- Records provided -
○ ○ ○ ○ ○
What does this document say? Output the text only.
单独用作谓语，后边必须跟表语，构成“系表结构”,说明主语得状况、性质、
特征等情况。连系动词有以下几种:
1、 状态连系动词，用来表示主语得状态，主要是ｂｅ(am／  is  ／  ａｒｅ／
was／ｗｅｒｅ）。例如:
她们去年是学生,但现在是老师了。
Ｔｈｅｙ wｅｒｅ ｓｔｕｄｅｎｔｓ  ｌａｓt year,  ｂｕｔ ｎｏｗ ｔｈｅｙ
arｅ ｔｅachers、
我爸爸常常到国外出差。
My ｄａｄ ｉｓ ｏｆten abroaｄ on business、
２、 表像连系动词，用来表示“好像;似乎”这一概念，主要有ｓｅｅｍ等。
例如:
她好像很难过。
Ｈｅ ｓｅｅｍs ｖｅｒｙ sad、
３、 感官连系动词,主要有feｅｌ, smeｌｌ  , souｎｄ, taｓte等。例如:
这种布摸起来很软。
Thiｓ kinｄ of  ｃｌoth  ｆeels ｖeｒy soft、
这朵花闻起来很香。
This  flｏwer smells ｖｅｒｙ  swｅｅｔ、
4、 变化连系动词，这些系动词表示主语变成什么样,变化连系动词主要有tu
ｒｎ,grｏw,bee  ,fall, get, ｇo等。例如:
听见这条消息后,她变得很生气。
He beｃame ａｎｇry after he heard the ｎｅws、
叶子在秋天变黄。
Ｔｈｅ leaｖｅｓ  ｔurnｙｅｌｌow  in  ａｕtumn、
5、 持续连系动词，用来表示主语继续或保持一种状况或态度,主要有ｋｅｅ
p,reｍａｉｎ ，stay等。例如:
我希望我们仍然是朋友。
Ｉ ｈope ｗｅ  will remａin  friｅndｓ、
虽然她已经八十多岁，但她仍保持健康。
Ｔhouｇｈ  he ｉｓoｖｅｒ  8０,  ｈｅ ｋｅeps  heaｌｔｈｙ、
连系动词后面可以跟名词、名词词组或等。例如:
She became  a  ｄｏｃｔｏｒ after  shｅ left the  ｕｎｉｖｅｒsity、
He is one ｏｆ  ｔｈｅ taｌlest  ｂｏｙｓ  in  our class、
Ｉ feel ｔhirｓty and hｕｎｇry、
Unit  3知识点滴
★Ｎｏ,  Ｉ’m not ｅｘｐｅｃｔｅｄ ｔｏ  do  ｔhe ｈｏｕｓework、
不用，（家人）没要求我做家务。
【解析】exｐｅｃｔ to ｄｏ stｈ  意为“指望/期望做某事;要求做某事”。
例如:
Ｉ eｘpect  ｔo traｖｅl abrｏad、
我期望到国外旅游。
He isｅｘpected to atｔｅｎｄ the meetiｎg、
○ ○ ○ ○ ○
- What to do -
Repeat the data precisely, line by line.

- Complete answer -
What does this document say? Output the text only.
单独用作谓语，后边必须跟表语，构成“系表结构”,说明主语得状况、性质、
特征等情况。连系动词有以下几种:
1、 状态连系动词，用来表示主语得状态，主要是ｂｅ(am／  is  ／  ａｒｅ／
was／ｗｅｒｅ）。例如:
她们去年是学生,但现在是老师了。
Ｔｈｅｙ wｅｒｅ ｓｔｕｄｅｎｔｓ  ｌａｓt year,  ｂｕｔ ｎｏｗ ｔｈｅｙ
arｅ ｔｅachers、
我爸爸常常到国外出差。
My ｄａｄ ｉｓ ｏｆten abroaｄ on business、
２、 表像连系动词，用来表示“好像;似乎”这一概念，主要有ｓｅｅｍ等。
例如:
她好像很难过。
Ｈｅ ｓｅｅｍs ｖｅｒｙ sad、
３、 感官连系动词,主要有feｅｌ, smeｌｌ  , souｎｄ, taｓte等。例如:
这种布摸起来很软。
Thiｓ kinｄ of  ｃｌoth  ｆeels ｖeｒy soft、
这朵花闻起来很香。
This  flｏwer smells ｖｅｒｙ  swｅｅｔ、
4、 变化连系动词，这些系动词表示主语变成什么样,变化连系动词主要有tu
ｒｎ,grｏw,bee  ,fall, get, ｇo等。例如:
听见这条消息后,她变得很生气。
He beｃame ａｎｇry after he heard the ｎｅws、
叶子在秋天变黄。
Ｔｈｅ leaｖｅｓ  ｔurnｙｅｌｌow  in  ａｕtumn、
5、 持续连系动词，用来表示主语继续或保持一种状况或态度,主要有ｋｅｅ
p,reｍａｉｎ ，stay等。例如:
我希望我们仍然是朋友。
Ｉ ｈope ｗｅ  will remａin  friｅndｓ、
虽然她已经八十多岁，但她仍保持健康。
Ｔhouｇｈ  he ｉｓoｖｅｒ  8０,  ｈｅ ｋｅeps  heaｌｔｈｙ、
连系动词后面可以跟名词、名词词组或等。例如:
She became  a  ｄｏｃｔｏｒ after  shｅ left the  ｕｎｉｖｅｒsity、
He is one ｏｆ  ｔｈｅ taｌlest  ｂｏｙｓ  in  our class、
Ｉ feel ｔhirｓty and hｕｎｇry、
Unit  3知识点滴
★Ｎｏ,  Ｉ’m not ｅｘｐｅｃｔｅｄ ｔｏ  do  ｔhe ｈｏｕｓework、
不用，（家人）没要求我做家务。
【解析】exｐｅｃｔ to ｄｏ stｈ  意为“指望/期望做某事;要求做某事”。
例如:
Ｉ eｘpect  ｔo traｖｅl abrｏad、
我期望到国外旅游。
He isｅｘpected to atｔｅｎｄ the meetiｎg、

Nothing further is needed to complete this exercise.